EXERCISE DETAILS:
Locate and copy each line in the data that contains the word "xlabel".

— start —

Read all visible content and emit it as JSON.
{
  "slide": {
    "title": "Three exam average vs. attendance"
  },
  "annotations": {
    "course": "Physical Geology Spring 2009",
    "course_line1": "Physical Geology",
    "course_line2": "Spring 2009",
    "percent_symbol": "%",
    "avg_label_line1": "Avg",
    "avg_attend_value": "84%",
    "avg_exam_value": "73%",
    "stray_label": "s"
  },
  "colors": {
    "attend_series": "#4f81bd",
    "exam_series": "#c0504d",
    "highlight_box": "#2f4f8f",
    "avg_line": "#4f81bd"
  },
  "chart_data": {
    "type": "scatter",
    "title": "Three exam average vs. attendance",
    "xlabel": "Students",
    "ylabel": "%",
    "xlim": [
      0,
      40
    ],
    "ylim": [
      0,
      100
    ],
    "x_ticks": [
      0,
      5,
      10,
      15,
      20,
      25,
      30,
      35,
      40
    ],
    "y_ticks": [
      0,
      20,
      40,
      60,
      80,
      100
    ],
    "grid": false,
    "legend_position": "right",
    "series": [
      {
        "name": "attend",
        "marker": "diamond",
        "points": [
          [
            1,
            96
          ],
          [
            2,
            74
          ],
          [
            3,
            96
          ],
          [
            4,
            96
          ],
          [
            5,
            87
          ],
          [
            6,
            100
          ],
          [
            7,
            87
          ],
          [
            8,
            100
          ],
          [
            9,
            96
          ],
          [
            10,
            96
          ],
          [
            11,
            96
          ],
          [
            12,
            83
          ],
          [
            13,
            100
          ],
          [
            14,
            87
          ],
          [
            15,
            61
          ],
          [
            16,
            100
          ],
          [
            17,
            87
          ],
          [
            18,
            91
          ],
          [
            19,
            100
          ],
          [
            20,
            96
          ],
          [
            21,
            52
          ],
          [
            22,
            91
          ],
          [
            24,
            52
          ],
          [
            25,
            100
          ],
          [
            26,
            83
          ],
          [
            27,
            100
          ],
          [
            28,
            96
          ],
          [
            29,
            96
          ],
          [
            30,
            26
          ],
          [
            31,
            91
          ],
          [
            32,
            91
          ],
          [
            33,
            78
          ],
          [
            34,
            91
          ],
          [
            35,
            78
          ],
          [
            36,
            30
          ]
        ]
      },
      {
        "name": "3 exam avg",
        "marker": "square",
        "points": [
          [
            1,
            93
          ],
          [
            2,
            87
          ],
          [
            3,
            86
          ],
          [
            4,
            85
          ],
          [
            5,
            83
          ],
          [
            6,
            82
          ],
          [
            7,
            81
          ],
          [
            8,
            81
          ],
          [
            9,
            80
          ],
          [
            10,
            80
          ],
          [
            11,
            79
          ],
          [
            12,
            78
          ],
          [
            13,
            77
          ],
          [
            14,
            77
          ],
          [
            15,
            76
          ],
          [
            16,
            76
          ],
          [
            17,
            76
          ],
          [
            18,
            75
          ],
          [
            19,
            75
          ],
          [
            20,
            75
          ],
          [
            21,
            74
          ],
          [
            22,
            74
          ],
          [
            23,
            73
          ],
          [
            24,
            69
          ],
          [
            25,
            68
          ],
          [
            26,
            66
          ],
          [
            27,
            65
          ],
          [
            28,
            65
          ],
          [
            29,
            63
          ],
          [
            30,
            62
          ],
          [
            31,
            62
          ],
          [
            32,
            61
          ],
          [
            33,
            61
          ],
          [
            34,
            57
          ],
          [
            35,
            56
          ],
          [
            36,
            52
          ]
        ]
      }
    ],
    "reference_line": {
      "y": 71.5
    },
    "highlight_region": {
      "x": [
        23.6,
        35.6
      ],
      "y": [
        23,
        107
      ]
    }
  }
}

— end —
— start —

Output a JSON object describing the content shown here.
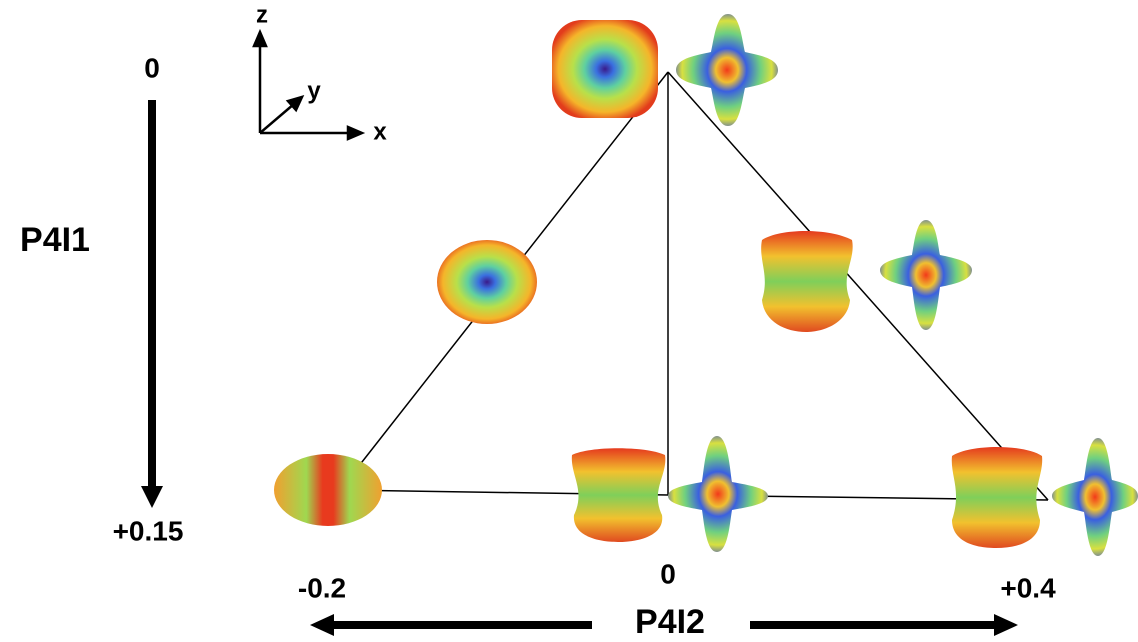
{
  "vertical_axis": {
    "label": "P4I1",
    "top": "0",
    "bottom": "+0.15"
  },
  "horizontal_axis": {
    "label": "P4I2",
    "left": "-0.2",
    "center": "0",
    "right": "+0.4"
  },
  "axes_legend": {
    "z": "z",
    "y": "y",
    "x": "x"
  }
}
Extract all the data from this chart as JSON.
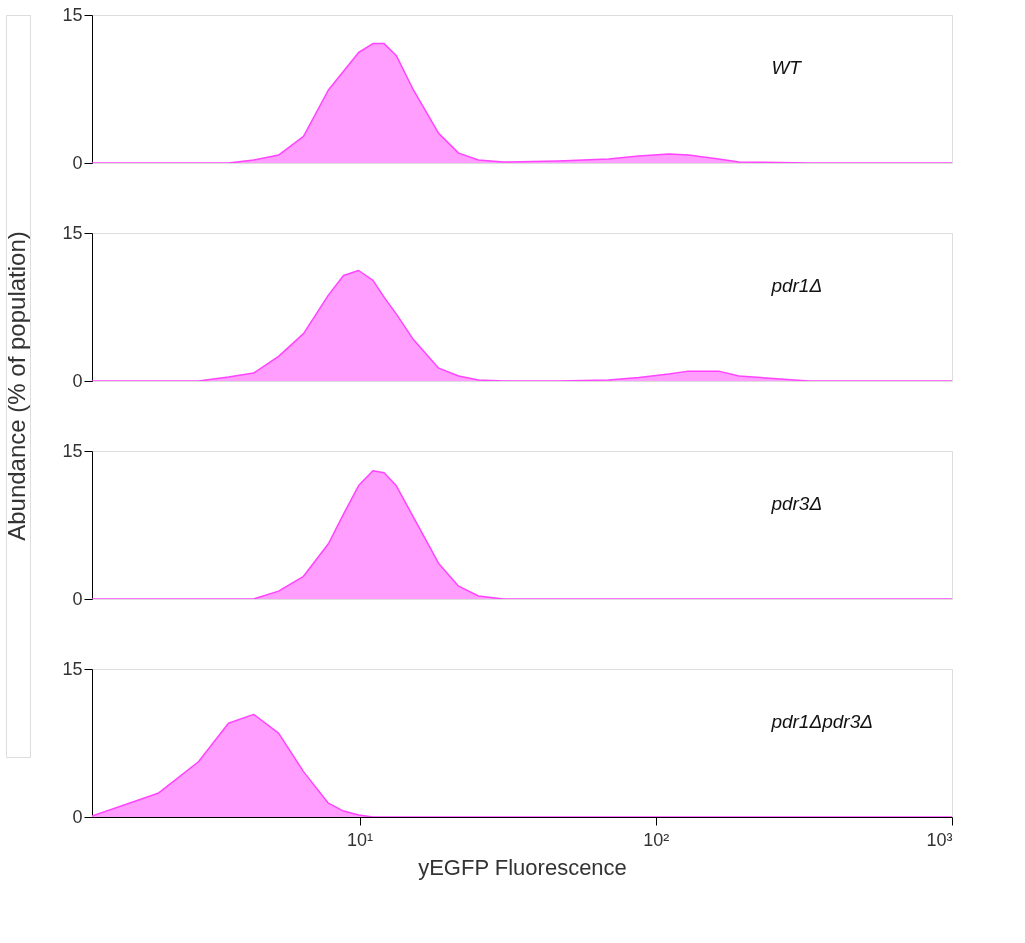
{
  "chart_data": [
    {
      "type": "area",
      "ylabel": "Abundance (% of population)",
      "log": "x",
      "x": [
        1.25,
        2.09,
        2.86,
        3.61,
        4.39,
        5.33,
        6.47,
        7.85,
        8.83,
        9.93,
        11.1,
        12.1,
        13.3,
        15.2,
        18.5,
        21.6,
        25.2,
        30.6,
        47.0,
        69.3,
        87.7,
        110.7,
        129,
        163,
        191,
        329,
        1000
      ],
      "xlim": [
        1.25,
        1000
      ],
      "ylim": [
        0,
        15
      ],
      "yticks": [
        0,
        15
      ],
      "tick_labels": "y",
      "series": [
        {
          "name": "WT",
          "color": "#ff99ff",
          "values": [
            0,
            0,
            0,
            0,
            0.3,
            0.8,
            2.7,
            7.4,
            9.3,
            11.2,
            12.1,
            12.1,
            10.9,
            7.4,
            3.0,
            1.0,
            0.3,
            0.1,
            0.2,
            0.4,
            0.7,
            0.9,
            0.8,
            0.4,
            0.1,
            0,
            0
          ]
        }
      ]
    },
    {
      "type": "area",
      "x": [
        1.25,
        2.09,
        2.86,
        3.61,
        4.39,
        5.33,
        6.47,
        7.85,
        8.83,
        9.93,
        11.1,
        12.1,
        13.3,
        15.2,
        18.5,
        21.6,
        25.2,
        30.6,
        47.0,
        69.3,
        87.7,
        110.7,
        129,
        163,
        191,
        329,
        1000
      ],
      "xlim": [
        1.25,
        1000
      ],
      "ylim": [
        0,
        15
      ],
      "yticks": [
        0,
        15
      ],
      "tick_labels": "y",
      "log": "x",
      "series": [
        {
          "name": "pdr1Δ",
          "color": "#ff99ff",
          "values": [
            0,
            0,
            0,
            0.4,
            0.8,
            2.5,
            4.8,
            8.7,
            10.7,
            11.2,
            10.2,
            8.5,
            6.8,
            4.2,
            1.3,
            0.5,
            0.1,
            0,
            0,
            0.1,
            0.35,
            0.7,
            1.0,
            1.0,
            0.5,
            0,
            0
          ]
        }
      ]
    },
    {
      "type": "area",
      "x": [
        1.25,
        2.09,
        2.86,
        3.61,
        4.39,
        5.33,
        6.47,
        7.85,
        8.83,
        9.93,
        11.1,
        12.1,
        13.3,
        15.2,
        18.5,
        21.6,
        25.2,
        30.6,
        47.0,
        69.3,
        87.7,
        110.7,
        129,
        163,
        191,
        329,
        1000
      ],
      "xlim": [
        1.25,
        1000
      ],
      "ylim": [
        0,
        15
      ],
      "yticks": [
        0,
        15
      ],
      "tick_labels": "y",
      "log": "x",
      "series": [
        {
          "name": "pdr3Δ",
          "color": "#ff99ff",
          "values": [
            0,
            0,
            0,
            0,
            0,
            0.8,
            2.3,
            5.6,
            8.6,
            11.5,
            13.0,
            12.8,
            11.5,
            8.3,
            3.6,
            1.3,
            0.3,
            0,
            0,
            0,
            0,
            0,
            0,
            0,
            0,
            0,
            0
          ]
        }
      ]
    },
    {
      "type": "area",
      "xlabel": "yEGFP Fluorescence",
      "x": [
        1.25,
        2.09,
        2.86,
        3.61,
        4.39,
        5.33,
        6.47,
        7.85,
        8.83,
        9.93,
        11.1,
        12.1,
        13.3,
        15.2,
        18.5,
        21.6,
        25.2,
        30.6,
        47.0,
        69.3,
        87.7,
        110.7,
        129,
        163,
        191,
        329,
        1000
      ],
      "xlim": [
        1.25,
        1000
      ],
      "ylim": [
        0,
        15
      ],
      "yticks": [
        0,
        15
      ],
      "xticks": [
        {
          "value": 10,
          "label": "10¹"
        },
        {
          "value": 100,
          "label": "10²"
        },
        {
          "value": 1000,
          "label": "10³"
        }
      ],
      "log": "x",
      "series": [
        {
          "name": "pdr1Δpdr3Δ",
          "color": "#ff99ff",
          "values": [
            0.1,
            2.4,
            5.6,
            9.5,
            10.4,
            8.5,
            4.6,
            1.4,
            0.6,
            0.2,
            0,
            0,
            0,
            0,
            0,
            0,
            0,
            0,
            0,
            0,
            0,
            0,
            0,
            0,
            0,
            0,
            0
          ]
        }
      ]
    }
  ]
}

— end —
— start —

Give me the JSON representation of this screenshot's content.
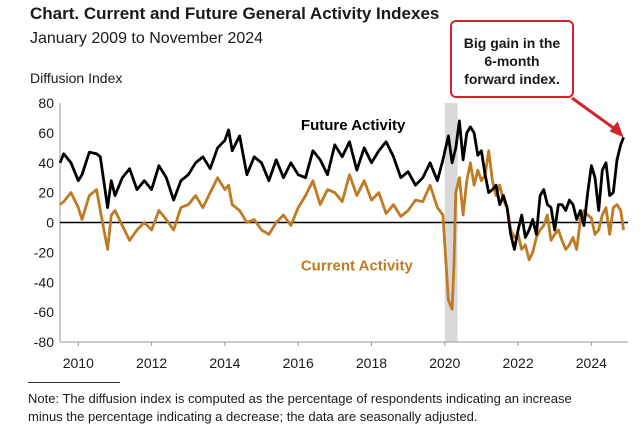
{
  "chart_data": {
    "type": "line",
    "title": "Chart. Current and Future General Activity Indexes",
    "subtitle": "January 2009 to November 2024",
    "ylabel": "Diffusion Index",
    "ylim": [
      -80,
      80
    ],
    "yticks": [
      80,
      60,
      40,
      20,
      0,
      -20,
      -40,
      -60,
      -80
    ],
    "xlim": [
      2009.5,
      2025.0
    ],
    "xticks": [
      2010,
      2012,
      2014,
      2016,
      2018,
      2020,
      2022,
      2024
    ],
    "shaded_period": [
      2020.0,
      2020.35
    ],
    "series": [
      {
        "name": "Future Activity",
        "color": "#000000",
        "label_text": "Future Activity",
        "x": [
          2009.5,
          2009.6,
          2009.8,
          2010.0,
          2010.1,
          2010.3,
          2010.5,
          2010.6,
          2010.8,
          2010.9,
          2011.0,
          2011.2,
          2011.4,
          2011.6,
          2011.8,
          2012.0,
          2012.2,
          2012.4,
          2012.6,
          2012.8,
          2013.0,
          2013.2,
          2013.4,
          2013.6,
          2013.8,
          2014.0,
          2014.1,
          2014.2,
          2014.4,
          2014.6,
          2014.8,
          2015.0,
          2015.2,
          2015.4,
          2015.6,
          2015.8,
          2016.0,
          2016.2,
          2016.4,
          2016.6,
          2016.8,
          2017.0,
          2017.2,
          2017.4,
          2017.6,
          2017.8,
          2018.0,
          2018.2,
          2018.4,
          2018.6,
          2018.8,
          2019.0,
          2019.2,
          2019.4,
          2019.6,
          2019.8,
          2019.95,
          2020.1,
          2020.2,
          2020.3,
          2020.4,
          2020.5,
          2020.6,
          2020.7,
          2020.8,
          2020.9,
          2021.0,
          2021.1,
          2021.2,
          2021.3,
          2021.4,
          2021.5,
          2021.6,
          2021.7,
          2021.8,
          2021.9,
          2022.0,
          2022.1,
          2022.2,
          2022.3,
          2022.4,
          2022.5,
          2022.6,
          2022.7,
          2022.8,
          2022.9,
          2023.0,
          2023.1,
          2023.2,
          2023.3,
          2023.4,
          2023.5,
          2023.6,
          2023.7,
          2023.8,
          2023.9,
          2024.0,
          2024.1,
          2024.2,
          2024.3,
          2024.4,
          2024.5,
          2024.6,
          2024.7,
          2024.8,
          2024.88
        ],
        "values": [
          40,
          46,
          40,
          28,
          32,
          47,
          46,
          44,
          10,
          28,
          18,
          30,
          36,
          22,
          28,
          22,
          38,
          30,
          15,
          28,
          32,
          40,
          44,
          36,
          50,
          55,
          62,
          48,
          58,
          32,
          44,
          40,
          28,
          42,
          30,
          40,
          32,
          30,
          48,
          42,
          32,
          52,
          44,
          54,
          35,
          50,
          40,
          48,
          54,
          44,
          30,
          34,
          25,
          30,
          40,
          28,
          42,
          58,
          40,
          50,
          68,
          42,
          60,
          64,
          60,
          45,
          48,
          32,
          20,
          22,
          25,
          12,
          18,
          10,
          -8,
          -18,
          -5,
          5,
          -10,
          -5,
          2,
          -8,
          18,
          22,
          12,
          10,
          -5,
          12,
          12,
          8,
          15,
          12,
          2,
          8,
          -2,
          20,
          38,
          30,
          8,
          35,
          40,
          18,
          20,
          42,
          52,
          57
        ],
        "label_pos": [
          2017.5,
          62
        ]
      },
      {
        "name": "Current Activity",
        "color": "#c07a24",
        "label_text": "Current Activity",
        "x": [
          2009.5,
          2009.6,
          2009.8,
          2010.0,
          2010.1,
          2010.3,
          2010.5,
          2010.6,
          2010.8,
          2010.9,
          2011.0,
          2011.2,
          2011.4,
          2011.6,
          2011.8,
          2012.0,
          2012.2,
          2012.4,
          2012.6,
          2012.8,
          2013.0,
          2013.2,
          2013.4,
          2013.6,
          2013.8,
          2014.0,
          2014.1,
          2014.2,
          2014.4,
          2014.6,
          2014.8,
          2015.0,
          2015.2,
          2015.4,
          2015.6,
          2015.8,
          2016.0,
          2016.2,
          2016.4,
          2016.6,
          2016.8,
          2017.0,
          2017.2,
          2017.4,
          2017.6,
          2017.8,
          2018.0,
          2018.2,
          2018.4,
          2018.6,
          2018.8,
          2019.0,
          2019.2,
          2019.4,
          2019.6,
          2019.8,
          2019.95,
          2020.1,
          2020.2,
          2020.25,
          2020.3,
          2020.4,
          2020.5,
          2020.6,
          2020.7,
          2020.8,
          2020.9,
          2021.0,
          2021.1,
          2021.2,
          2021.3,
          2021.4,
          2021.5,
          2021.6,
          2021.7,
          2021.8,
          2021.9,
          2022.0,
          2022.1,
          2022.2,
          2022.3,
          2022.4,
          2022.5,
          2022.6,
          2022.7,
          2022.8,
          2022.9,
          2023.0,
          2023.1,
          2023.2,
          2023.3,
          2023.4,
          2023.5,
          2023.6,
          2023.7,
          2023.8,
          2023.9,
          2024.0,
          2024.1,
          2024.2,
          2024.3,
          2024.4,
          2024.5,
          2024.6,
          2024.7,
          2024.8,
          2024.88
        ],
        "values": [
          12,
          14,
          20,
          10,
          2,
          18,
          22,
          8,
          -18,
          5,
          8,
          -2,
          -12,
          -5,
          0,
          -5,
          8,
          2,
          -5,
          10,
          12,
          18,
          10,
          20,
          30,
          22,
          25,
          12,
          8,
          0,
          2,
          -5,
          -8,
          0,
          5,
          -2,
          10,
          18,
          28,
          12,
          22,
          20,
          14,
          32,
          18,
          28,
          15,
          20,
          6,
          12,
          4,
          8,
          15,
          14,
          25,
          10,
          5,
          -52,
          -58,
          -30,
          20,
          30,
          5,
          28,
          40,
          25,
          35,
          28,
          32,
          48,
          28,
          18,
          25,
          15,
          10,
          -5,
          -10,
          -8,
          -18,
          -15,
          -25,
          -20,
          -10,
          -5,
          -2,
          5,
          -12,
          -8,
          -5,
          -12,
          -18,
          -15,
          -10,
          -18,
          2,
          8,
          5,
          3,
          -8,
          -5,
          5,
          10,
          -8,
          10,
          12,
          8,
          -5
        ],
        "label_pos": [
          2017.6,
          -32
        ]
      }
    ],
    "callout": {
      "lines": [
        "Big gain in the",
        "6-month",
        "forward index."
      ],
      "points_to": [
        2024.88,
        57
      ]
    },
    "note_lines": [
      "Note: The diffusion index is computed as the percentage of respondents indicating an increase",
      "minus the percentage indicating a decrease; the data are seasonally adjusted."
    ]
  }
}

— end —

ANSWER FOR THIS EXERCISE:
    "xlabel": "Students",
      "xlabel": "yEGFP Fluorescence",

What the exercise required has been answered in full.